-- START Excerpted passage --

Metadata-Version: 1.0
Name: impyla
Version: 0.8.1
Summary: Python client for the Impala distributed query engine
Home-page: https://github.com/cloudera/impyla
Author: Uri Laserson
Author-email: laserson@cloudera.com
License: Apache License, Version 2.0
Description: # impyla
        
        Python client for the Impala distributed query engine.
        
        
        ### Features
        
        Fully supported:
        
        * Lightweight, `pip`-installable package for connecting to Impala databases
        
        * Fully [DB API 2.0 (PEP 249)][pep249]-compliant Python client (similar to
        sqlite or MySQL clients)
        
        * Converter to [pandas][pandas] `DataFrame`, allowing easy integration into the
        Python data stack (including [scikit-learn][sklearn] and
        [matplotlib][matplotlib])
        
        Alpha-quality:
        
        * Wrapper for [MADlib][madlib]-style prediction, allowing for large-scale,
        distributed machine learning (see [the Impala port of MADlib][madlibport])

-- END Excerpted passage --

Jobs.
1. Answer these from the impyla package details:
(a) Who is listed as the author?
(b) Under what license is the package released?
(c) Which feature is marked as alpha-quality?
2. Output the part of the impyla package details starting with "### Features" and going on through "[matplotlib][matplotlib])", copied word for word.
The lines after the impyla package details come from a separate source.

-- START Recorded data --

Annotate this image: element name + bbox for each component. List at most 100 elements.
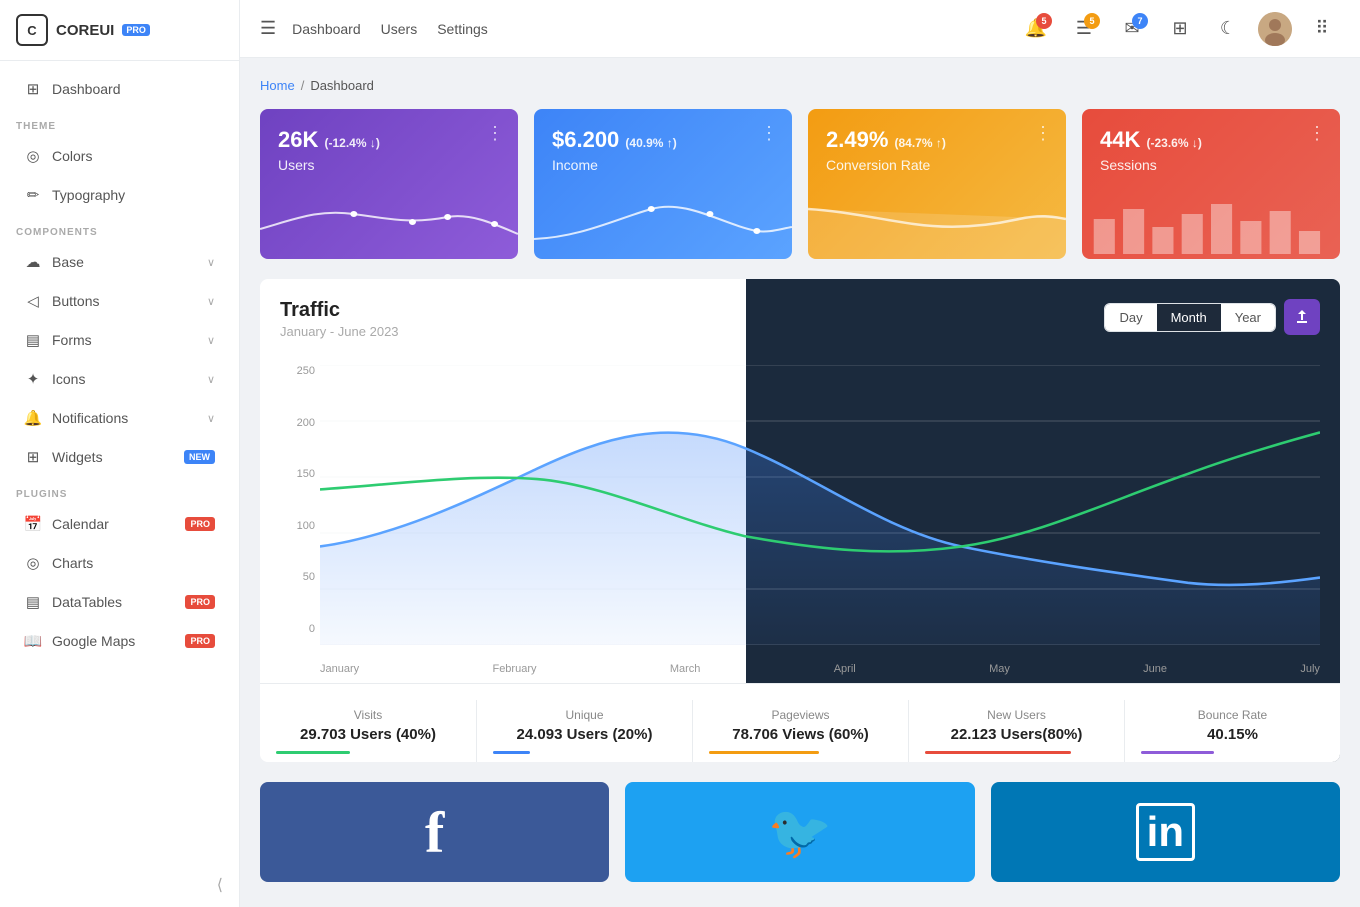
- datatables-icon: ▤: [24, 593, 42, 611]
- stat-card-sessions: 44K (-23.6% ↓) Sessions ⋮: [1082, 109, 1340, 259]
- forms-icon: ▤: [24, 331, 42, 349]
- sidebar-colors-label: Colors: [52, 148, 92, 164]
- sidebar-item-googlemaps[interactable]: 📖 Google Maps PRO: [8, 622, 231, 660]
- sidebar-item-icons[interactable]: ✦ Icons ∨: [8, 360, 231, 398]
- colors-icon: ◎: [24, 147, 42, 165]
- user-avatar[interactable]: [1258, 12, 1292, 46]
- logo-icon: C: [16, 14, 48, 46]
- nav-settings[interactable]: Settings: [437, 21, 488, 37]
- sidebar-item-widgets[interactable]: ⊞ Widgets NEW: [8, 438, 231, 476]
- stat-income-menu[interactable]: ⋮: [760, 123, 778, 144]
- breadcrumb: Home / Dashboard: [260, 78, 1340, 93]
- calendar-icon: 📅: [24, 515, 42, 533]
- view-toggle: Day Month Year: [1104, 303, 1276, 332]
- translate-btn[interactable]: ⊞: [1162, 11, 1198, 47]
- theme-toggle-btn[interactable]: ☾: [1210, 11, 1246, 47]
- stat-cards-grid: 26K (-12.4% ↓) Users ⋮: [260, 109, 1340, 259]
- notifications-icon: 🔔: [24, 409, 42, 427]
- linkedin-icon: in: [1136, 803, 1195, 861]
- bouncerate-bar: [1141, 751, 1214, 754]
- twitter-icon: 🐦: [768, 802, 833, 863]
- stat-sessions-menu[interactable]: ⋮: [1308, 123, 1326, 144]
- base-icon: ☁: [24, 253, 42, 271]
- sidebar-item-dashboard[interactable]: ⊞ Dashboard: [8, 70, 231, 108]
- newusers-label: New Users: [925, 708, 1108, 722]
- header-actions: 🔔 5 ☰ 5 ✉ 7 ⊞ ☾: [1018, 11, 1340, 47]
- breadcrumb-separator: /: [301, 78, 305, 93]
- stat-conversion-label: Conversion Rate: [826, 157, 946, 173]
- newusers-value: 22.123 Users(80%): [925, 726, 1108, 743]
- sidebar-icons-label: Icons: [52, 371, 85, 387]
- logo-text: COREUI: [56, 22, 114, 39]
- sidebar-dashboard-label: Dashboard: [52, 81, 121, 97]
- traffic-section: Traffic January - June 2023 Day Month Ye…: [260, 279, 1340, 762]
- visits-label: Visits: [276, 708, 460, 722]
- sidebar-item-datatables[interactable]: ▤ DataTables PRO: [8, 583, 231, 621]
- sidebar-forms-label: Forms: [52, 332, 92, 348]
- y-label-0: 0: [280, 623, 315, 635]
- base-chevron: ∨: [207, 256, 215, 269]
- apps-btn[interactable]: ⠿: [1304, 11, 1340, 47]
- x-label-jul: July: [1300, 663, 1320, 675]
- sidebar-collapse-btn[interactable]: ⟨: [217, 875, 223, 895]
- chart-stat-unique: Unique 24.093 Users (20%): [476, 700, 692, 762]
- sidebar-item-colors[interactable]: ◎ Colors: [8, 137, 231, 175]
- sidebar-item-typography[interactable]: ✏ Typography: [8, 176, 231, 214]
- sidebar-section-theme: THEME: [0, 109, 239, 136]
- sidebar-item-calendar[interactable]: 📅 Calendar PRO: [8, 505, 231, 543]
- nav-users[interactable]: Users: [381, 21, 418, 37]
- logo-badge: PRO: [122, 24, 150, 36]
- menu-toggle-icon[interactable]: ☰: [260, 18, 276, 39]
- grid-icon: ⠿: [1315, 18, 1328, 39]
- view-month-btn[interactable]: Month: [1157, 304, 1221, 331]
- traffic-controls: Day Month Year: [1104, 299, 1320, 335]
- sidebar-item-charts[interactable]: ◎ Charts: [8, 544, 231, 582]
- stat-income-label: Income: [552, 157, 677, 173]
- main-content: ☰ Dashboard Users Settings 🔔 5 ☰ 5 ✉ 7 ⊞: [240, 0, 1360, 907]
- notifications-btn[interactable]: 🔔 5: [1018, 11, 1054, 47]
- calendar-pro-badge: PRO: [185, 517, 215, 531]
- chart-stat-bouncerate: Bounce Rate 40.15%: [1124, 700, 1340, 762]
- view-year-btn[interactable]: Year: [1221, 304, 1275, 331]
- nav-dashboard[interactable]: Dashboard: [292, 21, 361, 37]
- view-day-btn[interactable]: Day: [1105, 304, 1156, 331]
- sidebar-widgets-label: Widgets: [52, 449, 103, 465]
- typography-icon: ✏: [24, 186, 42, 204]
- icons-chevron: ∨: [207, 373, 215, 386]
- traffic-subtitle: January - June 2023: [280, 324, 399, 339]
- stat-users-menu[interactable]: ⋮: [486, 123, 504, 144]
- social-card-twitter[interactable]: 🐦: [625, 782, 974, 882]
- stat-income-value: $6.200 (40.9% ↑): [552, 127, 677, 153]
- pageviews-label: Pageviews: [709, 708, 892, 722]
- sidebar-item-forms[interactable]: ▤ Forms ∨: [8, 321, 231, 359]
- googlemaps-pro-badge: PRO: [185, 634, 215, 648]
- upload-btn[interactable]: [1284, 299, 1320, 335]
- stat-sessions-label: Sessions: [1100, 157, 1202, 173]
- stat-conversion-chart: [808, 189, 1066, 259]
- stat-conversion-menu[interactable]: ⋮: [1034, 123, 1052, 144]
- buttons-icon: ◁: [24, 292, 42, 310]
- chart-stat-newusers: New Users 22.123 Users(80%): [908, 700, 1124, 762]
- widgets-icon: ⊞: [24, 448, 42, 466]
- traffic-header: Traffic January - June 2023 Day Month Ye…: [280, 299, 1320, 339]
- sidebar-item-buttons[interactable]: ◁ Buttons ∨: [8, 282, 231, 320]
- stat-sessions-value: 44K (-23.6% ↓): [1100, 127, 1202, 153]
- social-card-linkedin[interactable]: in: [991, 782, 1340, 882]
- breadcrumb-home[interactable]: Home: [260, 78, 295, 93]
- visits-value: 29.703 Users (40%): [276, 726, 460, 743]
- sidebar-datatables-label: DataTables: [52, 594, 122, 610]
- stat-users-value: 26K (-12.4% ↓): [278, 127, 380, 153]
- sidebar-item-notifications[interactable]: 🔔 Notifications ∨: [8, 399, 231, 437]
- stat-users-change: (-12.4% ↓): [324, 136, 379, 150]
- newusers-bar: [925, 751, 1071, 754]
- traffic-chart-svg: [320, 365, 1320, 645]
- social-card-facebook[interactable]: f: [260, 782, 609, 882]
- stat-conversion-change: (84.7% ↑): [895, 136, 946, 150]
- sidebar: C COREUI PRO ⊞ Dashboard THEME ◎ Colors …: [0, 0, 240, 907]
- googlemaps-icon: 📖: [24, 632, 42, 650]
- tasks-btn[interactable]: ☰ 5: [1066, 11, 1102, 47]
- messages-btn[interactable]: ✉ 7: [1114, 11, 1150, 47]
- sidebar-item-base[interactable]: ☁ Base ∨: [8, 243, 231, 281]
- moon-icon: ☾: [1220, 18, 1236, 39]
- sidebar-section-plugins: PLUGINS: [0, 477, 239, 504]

-- END Recorded data --

Task-by-task answers.
1.
(a) Uri Laserson
(b) Apache License, Version 2.0
(c) A wrapper for MADlib-style prediction, allowing for large-scale, distributed machine learning

2.
### Features
        
        Fully supported:
        
        * Lightweight, `pip`-installable package for connecting to Impala databases
        
        * Fully [DB API 2.0 (PEP 249)][pep249]-compliant Python client (similar to
        sqlite or MySQL clients)
        
        * Converter to [pandas][pandas] `DataFrame`, allowing easy integration into the
        Python data stack (including [scikit-learn][sklearn] and
        [matplotlib][matplotlib])